• **本文抜粋**:
(19)【発行国】日本国特許庁(JP)
(12)【公報種別】特許公報(B2)
(11)【特許番号】
(24)【登録日】2024-01-05
(45)【発行日】2024-01-16
(54)【発明の名称】端子構造
(51)【国際特許分類】
H01R 4/48 20060101AFI20240109BHJP
【FI】
H01R4/48 A
(21)【出願番号】P 2020205994
(22)【出願日】2020-12-11
【審査請求日】2022-12-14
(73)【特許権者】
【識別番号】508296738
【氏名又は名称】富士電機機器制御株式会社
(74)【代理人】
【識別番号】110002147
【氏名又は名称】弁理士法人酒井国際特許事務所
(72)【発明者】
【氏名】下山 栄治郎
【審査官】松原 陽介
(56)【参考文献】
【文献】実公昭50-041002(JP,Y1)
【文献】特開2020-181716(JP,A)
【文献】実開昭58-062573(JP,U)
【文献】実開昭53-133192(JP,U)
(58)【調査した分野】(Int.Cl.,DB名)

• **抽出データ**:

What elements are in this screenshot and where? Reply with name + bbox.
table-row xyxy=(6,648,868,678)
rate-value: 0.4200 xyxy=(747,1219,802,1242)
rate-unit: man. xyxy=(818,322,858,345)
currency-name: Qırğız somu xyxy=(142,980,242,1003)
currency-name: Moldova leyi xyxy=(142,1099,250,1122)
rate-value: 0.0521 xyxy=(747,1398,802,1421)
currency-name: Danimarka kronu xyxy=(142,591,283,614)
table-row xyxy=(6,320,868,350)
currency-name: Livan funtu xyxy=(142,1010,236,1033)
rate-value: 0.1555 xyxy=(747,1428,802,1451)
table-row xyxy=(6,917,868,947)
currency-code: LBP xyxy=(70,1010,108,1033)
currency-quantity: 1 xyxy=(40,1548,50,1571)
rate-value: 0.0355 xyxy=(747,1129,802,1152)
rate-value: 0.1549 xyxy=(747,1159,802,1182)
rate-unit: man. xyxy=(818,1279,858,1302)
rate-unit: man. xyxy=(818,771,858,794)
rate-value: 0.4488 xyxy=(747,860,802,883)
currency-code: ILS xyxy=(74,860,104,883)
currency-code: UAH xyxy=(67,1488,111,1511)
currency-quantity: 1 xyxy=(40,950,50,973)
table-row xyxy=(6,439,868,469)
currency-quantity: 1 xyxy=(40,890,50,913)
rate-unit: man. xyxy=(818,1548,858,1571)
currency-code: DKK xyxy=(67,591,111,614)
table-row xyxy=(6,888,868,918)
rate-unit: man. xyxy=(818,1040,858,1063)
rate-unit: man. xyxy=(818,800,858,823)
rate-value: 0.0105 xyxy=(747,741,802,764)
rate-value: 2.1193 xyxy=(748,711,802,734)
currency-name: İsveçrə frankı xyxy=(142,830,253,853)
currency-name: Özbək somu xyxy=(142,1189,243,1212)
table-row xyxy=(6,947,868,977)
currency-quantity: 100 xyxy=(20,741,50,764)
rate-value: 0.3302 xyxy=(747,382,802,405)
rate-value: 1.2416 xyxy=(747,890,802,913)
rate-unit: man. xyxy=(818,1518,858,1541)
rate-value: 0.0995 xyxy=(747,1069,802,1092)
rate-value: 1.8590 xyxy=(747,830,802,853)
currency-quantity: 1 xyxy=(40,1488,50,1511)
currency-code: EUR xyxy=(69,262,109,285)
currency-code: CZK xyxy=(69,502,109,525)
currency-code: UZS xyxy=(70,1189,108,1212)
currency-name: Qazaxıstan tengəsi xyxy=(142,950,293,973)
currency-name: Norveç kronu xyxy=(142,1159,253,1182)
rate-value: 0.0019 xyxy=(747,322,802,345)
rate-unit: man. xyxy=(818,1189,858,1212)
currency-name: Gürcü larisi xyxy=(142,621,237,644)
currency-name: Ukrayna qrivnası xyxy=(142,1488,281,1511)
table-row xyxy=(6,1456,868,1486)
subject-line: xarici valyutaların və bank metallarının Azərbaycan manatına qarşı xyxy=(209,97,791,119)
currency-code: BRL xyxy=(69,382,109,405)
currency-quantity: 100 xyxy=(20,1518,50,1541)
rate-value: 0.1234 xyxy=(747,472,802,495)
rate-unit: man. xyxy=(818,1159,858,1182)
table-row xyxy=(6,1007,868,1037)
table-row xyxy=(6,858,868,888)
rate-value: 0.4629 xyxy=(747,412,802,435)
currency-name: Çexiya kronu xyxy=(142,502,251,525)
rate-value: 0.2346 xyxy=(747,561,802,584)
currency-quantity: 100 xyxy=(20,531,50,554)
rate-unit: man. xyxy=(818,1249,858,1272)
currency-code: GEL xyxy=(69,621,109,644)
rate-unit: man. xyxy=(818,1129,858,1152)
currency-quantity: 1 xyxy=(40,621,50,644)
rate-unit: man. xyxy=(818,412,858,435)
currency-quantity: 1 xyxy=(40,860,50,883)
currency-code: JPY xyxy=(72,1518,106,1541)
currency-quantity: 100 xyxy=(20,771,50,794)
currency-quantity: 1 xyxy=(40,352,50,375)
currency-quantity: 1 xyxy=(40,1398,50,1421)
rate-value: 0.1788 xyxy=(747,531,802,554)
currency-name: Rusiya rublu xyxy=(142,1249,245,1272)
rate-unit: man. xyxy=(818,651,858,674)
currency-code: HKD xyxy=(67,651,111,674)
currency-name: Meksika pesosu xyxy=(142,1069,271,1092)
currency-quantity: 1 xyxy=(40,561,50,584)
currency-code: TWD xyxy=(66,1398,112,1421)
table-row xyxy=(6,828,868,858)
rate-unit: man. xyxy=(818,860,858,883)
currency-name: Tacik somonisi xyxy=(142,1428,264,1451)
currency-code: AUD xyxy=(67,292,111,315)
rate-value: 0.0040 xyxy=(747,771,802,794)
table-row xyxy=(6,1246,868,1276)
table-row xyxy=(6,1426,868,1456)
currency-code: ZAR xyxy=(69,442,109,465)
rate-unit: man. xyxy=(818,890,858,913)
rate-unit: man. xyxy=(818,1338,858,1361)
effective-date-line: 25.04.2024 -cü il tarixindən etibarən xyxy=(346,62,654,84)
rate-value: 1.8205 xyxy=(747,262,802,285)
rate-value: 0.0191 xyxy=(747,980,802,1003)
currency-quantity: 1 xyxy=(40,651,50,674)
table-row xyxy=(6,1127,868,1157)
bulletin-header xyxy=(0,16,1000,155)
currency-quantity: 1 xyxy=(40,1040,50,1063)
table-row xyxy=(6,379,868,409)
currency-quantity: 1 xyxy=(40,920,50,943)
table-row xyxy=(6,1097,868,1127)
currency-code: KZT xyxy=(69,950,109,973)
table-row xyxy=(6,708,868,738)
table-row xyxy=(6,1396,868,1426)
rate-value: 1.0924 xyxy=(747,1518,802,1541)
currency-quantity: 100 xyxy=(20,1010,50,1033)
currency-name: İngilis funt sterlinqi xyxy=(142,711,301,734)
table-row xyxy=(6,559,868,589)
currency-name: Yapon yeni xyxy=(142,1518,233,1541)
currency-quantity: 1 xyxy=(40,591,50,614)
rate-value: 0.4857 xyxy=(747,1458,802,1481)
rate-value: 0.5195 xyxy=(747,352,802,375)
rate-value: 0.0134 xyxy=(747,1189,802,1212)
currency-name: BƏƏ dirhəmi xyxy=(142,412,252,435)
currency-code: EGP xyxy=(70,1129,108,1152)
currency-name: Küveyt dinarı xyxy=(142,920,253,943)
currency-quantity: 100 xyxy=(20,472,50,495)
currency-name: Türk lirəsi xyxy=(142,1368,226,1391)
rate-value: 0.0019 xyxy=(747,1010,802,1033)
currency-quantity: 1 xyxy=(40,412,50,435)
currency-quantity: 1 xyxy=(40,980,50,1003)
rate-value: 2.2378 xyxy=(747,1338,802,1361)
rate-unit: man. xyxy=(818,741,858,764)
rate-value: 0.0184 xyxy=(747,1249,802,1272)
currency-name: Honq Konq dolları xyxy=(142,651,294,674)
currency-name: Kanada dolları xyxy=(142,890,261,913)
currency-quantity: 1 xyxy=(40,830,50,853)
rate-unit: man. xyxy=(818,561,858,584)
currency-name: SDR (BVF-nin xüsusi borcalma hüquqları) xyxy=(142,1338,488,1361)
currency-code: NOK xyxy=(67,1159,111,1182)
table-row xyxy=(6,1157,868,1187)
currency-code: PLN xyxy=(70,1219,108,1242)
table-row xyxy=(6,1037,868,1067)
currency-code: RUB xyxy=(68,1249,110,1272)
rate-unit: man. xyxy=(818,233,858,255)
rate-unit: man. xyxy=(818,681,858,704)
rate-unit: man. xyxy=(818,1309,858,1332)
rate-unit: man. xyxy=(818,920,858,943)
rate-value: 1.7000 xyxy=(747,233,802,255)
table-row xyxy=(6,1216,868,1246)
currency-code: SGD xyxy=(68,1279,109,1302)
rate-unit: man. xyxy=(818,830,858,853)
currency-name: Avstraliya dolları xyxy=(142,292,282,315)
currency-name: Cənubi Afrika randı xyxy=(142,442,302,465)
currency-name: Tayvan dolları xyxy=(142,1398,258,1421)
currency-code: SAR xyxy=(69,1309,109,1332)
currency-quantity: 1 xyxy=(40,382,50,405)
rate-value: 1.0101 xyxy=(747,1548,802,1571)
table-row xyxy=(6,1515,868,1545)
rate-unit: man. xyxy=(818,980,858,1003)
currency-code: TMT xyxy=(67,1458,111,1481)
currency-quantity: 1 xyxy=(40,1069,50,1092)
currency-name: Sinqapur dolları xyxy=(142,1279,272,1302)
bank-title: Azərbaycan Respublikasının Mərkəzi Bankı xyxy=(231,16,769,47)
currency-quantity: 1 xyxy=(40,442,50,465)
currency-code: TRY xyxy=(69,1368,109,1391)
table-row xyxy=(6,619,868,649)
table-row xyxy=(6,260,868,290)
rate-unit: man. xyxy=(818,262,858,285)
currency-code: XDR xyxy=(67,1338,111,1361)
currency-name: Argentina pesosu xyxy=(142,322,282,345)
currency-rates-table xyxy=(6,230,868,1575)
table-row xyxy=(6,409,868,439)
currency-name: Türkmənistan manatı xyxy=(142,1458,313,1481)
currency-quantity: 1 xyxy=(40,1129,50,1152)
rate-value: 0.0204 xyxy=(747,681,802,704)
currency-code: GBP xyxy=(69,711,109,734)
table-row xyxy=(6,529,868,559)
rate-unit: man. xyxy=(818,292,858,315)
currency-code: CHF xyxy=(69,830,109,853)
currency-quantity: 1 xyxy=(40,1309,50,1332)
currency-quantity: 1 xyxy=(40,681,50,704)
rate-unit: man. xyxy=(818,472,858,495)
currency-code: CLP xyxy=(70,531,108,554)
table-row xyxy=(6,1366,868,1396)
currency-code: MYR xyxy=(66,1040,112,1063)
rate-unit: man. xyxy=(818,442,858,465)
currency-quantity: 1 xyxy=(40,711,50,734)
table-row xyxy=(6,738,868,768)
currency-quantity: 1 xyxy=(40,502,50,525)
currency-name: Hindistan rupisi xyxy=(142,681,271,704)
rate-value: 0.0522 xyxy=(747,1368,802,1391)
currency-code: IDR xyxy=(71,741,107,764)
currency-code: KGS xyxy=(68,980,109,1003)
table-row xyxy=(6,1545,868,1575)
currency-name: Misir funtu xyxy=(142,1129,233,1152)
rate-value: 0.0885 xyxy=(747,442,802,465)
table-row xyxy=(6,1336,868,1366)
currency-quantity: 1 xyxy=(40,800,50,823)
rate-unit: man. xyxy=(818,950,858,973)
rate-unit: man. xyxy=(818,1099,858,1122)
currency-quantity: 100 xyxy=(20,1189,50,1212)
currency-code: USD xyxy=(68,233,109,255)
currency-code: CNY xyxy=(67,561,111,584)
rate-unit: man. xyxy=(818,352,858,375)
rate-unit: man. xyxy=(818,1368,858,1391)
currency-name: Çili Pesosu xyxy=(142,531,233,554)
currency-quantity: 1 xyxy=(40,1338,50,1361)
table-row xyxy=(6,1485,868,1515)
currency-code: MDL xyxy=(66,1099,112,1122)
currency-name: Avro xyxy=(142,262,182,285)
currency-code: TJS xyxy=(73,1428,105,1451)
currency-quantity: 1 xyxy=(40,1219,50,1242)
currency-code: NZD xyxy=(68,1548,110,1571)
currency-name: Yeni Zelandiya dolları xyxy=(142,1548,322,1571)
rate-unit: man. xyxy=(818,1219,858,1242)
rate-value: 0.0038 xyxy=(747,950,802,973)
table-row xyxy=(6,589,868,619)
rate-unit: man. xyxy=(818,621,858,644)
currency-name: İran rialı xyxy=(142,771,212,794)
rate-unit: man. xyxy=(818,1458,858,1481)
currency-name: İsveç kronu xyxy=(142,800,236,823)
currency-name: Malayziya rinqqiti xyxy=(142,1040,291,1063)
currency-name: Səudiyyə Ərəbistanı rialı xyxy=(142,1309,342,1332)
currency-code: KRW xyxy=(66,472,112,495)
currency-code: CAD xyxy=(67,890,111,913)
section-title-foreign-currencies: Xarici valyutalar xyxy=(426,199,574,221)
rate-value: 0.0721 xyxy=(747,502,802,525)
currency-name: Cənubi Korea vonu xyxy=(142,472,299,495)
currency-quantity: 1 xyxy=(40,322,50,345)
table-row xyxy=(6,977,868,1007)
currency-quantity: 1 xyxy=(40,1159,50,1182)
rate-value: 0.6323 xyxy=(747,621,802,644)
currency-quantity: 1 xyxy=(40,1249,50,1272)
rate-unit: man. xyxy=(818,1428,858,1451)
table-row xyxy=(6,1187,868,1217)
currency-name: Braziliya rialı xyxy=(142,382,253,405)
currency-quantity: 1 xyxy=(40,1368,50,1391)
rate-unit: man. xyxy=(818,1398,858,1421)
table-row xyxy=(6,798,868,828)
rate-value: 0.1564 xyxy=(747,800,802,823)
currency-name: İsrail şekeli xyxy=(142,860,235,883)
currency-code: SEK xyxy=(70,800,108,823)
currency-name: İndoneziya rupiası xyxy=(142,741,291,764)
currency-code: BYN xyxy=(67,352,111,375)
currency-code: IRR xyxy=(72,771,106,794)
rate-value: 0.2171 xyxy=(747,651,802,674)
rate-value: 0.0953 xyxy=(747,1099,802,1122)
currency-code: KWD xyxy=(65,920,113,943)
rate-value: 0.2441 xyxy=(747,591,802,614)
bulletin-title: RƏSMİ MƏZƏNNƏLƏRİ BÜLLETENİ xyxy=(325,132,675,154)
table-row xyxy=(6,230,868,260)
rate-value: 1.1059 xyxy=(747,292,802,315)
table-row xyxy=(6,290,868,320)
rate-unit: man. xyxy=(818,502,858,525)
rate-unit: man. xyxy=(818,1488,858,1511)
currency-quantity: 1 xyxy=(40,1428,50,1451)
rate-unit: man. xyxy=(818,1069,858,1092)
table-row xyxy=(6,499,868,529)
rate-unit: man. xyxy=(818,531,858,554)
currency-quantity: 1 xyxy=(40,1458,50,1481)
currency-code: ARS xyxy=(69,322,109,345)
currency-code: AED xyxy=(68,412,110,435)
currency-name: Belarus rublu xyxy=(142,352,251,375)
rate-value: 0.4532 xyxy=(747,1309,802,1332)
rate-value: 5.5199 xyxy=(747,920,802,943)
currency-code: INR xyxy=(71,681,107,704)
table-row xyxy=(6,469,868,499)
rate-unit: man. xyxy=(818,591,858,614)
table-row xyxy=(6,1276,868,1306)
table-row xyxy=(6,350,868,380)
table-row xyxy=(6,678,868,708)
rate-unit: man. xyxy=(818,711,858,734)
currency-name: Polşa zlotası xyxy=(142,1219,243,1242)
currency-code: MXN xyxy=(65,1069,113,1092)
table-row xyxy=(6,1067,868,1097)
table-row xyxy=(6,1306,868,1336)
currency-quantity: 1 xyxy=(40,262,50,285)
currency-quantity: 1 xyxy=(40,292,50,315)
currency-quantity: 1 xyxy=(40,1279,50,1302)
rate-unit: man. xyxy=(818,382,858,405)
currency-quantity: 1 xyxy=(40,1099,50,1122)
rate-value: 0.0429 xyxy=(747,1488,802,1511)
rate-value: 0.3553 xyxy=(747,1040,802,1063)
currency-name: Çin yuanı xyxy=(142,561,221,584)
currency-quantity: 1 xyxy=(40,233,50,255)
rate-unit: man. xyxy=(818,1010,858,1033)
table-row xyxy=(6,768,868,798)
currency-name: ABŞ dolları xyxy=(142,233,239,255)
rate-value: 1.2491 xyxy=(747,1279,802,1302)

• **作業指示**:
a) 端子構造の特許公報で、特許権者の氏名又は名称として挙げられているのは何ですか。
b) 端子構造の特許公報を2文で要約してください。
c) 端子構造の特許公報を、最後の項目の後から書き継いでください。

• **回答一覧**:
a) 富士電機機器制御株式会社

b) 日本国特許庁が発行した、発明の名称を「端子構造」とする特許公報(B2)で、出願日は2020-12-11、登録日は2024-01-05、発行日は2024-01-16である。特許権者は富士電機機器制御株式会社、発明者は下山 栄治郎、代理人は弁理士法人酒井国際特許事務所である。

c)
H01R 4/48
(57)【特許請求の範囲】
【請求項1】
パネルに対して固定される端子台の端子構造であって、
電線孔から挿入される電線に沿うように配置された導電性の端子板と、
挿入された前記電線に対して挿入方向と鋭角をなして当接して前記端子板とともに前記電線を挟持して固定する板ばねと、
挿入される棒状工具が前記板ばねを押圧して前記板ばねを前記電線から離間させるように案内する工具孔と、
を有し、
前記板ばねは、前記パネルの面直方向に沿う基端部、先端が前記電線に接触する作用板、および前記基端部と前記作用板との間の円弧部を備え、
前記電線孔および前記工具孔は、前記パネルの側に向かって前記基端部に近づくように傾斜しており、
前記板ばねが前記電線に当接している状態で、
前記工具孔内における前記棒状工具の傾斜可能角度全範囲において、前記板ばねと前記工具孔から挿入された前記棒状工具との為す角度が45°以上であることを特徴とする端子構造。
【請求項2】
前記工具孔は前記棒状工具が所定の角度範囲内で挿入可能であって、
前記板ばねが前記電線に当接している状態で、前記板ばねと前記工具孔から挿入された前記棒状工具との為す角度の最小値が45°以上であることを特徴とする請求項1に記載の端子構造。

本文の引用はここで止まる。